Wednesday 19 October 2011

River Roach - The Stratford Blues

I've been so busy writing this book of mine that the blogger in me has taken the passenger seat and has been idly watching the landscape fly by as this upstart book writer hangs on to the wheel with his foot to the floor but luckily, even speeding upstarts need a stop off at the service station every now and then so the blogger has been able to stretch his legs once in a while. The word count is now scraping 50,000 and will pass that mark today with the beginnings of the another chapter and as they are pouring out so easily I can't see the first draft taking more than another couple of weeks to complete and now I'm beginning to work on the illustrations as a way of slowing things up a little and getting the mind to come around to the idea of editing - the slow and methodical but enjoyable process of sifting flour and cutting fat from the beef for the succulent meaty pie I'm baking.




It's a good thing I have friends. If not I would have stayed inside and typed all day long. As it happened, Steve took me along to Celtic Lakes where both he and Lee went zandering but where I went roaching in the river Wreake and both Danny and Martin have taken me along with them to Stratford, Danny twice.

My river fishing wreaked. It was fun, but limited by the fact that despite the lush looking aerials of the stretch available, on site it was all but un-fishable with really just a few swims to choose from because of the flood control weir in the centre which has the water backed up for half a mile and smothered in floating green weed and below the weir was too shallow and choked with reeds, however the short pool directly below the weir was clear and could be cast into so after trying out some of the deep water swims above the weir in the few open spots I could find, one of which was probably the chubbiest rubbish-raft swim I have ever seen but was empty of them, I stayed put there for the duration and finally had my fun with the chub that occupied the tail of it and the few roach that I was sure were living in the head of it, but that I couldn't catch.

After dark a barn owl flew silently over the back of my head and perched atop a scaffolding pole sunk into the ground and minus its sign on the far bank. Like a gunslinger too late on the draw I failed to get the camera out of the hip holster in time, the bird turned its head 180 degrees as it sensed my movement, flew off and shot my efforts to capture it dead in the dust.



Lee had a double figure zander that evening and zander was what both Danny and Martin were after down at Lucy's Mill. I of course was after roach in the weirpools. Roach sport was slow on all occasions and never produced much but the place is like a home from home nowadays and so I just enjoyed myself jawing the time away without worrying about catching.



The bites over the early morning sessions with Danny became harder and harder to find and harder and harder to hit successfully with the catches dwindling away to hardly anything. I did have my first ever Lucy's Mill chub though and Danny a zander and they came before first light. It seemed that the morning sessions would become progressively more difficult as the light came up with most of the good bites and fish falling in the dark, and that's unusual for river roach. But perhaps it's something to do with the fact that the river is running through at the lowest level I have ever seen having had almost no fresh water enter the catchment in what seems like a year.

Dataset content:
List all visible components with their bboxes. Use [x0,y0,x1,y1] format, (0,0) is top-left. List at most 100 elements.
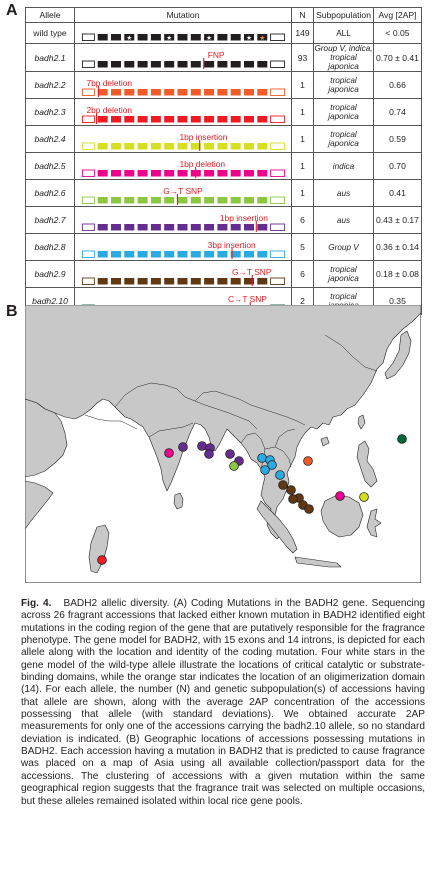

Requirements:
1. Condense the paragraph of the River Roach post that begins "The bites over the early morning sessions with Danny" into a short bulleted list that keeps its main facts.
2. Reproduce the stretch of the River Roach post from "The bites over" through "like a year." word for word.
3. In the River Roach post, where did the barn owl perch after flying over the narrator's head?

The results:
1.
- Over the early morning sessions with Danny, bites grew harder to find and to hit, and catches dwindled to almost nothing.
- Before first light, the narrator caught a first ever Lucy's Mill chub and Danny caught a zander.
- Most of the good bites and fish came in the dark, with fishing getting harder as the light came up, which is unusual for river roach.
- A possible cause is that the river is at its lowest level the narrator has seen, after almost no fresh water entered the catchment in what seems like a year.

2.
The bites over the early morning sessions with Danny became harder and harder to find and harder and harder to hit successfully with the catches dwindling away to hardly anything. I did have my first ever Lucy's Mill chub though and Danny a zander and they came before first light. It seemed that the morning sessions would become progressively more difficult as the light came up with most of the good bites and fish falling in the dark, and that's unusual for river roach. But perhaps it's something to do with the fact that the river is running through at the lowest level I have ever seen having had almost no fresh water enter the catchment in what seems like a year.

3. On top of a scaffolding pole, missing its sign, sunk into the ground on the far bank.